+++ DATA FOR THIS TASK +++

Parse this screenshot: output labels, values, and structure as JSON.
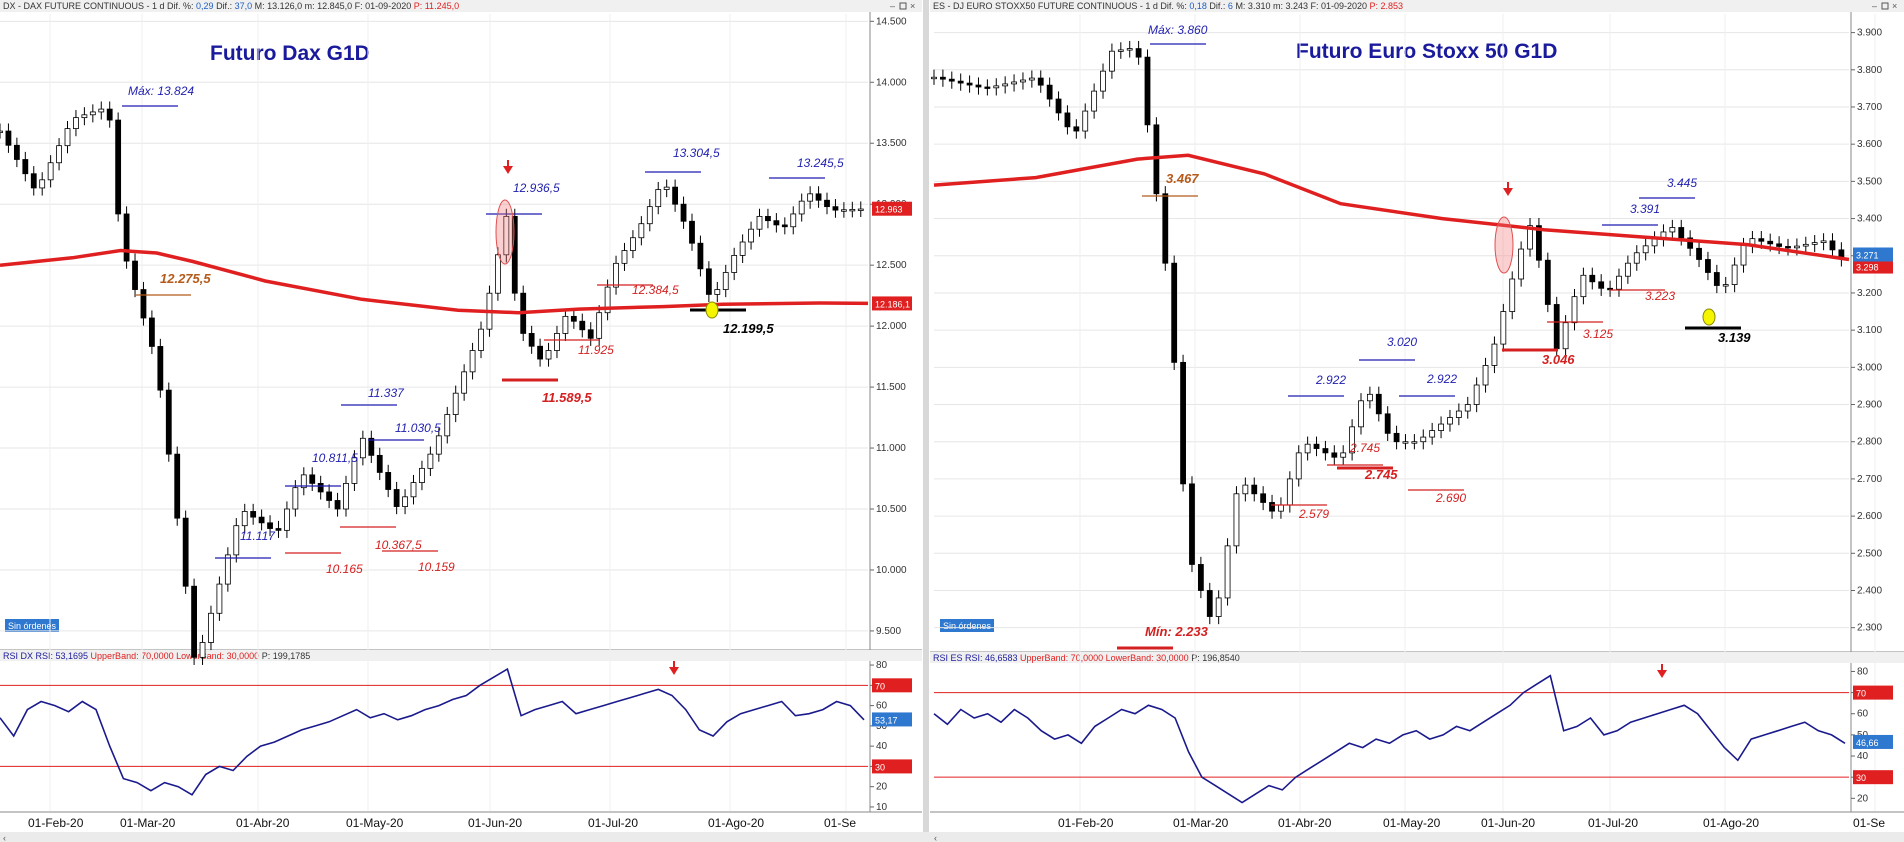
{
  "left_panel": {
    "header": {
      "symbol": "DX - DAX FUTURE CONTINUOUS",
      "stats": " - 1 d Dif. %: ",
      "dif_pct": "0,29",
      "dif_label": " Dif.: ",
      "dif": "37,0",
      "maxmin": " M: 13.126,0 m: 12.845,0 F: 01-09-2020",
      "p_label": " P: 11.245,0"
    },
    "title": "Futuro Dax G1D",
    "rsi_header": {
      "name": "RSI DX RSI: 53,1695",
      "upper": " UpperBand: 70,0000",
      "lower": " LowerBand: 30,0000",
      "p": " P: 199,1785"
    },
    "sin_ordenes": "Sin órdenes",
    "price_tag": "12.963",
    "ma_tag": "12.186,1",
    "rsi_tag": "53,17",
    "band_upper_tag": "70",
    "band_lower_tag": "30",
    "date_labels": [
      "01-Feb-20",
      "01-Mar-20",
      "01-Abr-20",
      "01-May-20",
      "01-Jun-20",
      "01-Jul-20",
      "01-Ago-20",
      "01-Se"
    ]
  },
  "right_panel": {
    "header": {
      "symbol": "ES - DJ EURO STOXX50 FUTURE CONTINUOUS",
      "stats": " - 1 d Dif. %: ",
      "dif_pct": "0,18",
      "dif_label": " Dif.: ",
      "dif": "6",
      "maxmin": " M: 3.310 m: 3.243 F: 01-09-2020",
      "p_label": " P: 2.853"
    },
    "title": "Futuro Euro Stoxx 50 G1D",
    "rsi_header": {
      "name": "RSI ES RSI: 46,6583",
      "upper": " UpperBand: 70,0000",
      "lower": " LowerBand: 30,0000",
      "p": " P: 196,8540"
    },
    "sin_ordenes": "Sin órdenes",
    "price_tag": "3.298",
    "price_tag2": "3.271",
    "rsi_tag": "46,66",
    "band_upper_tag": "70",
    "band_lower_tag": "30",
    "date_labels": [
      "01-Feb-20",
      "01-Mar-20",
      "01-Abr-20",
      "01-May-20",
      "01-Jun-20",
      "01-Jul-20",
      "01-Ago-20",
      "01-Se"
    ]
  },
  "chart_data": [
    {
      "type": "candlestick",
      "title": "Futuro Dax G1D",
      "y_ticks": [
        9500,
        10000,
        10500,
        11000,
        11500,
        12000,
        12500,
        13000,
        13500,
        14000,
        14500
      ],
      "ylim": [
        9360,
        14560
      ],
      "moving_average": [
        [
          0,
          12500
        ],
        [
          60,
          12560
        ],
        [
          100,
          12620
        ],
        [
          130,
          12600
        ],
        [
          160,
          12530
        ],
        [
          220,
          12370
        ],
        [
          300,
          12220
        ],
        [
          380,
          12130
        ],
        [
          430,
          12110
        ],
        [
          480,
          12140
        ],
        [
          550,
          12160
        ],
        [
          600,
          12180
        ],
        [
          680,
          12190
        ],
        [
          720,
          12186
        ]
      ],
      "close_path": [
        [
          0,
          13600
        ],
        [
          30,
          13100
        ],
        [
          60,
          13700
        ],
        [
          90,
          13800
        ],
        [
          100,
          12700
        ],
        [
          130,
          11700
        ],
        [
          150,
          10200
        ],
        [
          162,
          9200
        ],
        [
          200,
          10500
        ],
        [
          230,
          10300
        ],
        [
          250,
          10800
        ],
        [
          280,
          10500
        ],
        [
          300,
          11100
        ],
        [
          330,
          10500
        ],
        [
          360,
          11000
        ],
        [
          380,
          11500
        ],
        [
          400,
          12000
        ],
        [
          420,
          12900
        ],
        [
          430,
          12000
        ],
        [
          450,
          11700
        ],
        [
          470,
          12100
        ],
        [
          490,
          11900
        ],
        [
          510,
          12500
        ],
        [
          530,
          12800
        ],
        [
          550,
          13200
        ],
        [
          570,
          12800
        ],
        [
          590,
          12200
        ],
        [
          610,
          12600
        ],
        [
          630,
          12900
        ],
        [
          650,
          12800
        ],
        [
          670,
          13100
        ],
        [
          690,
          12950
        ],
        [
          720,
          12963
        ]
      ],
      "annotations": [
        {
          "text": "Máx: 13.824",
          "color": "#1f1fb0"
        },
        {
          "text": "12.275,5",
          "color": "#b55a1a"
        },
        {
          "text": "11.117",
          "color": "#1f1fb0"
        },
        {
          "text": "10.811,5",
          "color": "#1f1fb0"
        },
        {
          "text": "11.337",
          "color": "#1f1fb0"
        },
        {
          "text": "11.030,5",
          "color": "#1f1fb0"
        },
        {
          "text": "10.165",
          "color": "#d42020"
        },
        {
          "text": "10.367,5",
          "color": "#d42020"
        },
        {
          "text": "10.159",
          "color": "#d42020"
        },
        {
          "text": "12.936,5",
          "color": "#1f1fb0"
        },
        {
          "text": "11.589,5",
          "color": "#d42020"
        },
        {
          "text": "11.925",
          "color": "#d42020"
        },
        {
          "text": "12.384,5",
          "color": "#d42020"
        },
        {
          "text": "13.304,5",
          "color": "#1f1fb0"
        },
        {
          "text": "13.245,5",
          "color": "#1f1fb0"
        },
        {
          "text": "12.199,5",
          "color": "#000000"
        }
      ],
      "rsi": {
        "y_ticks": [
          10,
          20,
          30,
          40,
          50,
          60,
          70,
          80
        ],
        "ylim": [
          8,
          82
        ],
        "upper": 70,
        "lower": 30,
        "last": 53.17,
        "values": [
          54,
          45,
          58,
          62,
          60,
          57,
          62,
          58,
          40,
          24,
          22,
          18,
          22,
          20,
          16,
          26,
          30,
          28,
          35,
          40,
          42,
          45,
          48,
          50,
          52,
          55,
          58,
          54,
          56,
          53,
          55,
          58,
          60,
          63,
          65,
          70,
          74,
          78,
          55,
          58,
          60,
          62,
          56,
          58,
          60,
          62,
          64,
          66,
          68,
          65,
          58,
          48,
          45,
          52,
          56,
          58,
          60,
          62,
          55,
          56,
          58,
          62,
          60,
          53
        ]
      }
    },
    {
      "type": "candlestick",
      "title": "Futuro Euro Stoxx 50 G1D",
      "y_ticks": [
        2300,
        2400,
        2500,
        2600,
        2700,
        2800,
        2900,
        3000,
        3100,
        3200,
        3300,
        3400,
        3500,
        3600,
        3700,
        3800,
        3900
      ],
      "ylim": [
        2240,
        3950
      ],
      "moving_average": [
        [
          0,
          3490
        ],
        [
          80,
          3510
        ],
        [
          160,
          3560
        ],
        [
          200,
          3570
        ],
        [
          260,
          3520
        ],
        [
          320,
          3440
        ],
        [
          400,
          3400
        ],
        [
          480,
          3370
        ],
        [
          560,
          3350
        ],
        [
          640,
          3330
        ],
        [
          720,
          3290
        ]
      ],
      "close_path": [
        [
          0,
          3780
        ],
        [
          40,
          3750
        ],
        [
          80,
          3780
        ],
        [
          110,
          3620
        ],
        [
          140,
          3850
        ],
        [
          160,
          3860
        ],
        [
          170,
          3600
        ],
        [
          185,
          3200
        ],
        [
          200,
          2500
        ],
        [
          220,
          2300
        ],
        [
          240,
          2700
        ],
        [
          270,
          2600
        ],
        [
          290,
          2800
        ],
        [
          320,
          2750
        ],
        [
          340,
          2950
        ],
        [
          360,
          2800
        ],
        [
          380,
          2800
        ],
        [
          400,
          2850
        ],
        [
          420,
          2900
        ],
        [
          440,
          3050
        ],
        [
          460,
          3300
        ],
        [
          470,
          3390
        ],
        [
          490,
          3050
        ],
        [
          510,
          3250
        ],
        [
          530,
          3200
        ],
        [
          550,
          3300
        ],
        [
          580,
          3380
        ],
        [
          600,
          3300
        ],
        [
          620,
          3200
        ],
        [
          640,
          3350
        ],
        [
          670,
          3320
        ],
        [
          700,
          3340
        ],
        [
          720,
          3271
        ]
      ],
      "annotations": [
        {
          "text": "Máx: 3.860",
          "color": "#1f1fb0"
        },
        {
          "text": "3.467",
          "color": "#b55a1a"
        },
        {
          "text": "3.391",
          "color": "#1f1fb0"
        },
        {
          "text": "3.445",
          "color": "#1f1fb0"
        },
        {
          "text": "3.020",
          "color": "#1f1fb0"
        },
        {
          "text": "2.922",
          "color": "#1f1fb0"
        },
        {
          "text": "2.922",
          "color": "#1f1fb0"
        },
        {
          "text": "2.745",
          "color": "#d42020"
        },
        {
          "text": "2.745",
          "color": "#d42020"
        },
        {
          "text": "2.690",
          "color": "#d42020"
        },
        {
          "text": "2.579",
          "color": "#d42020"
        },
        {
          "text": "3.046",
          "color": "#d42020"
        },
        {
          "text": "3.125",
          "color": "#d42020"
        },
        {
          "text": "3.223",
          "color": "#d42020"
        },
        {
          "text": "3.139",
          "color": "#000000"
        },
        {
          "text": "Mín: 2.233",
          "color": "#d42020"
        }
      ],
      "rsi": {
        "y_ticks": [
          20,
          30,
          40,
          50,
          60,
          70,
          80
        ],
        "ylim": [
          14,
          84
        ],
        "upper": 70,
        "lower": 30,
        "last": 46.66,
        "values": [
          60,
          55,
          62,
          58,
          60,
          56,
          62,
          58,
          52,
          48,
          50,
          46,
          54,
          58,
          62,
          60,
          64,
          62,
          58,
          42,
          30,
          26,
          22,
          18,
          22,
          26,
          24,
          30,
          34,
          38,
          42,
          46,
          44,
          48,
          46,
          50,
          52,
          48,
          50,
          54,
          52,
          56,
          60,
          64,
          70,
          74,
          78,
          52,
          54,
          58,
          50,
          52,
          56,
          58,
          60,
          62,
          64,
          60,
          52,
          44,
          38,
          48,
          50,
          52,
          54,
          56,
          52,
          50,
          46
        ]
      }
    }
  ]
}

+++

Select every line in the records above that contains the word "name".

◆ COMPLETED TASK ◆
      "name": "RSI DX RSI: 53,1695",
      "name": "RSI ES RSI: 46,6583",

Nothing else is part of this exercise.